***** Data excerpts

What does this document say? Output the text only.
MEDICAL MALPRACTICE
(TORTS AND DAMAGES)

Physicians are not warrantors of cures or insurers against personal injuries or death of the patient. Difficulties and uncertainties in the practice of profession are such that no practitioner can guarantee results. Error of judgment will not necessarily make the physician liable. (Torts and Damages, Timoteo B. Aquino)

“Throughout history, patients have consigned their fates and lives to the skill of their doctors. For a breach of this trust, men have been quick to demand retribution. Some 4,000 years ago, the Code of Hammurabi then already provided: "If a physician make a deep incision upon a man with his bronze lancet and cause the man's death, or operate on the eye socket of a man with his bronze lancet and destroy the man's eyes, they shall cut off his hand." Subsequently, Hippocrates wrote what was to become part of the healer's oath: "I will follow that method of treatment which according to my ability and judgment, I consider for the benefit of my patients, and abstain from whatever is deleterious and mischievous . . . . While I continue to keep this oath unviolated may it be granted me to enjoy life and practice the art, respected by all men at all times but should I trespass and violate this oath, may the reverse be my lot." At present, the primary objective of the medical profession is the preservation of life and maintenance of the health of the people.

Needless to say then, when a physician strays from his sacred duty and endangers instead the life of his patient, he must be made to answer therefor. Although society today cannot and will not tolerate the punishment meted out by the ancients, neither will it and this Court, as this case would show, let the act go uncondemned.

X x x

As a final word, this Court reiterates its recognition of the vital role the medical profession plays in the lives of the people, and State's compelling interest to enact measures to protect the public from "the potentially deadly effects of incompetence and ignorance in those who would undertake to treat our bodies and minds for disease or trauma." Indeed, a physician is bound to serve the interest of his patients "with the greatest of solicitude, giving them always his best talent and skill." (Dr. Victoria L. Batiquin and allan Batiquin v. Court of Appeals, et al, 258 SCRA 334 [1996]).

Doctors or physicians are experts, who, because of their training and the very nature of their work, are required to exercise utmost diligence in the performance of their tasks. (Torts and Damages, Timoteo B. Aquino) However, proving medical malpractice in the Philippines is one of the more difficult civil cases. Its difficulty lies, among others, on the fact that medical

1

**********

Task requirements ::
Find how many lines in the entries above use the word "Timoteo". Write the number alone.

Answer section ::
2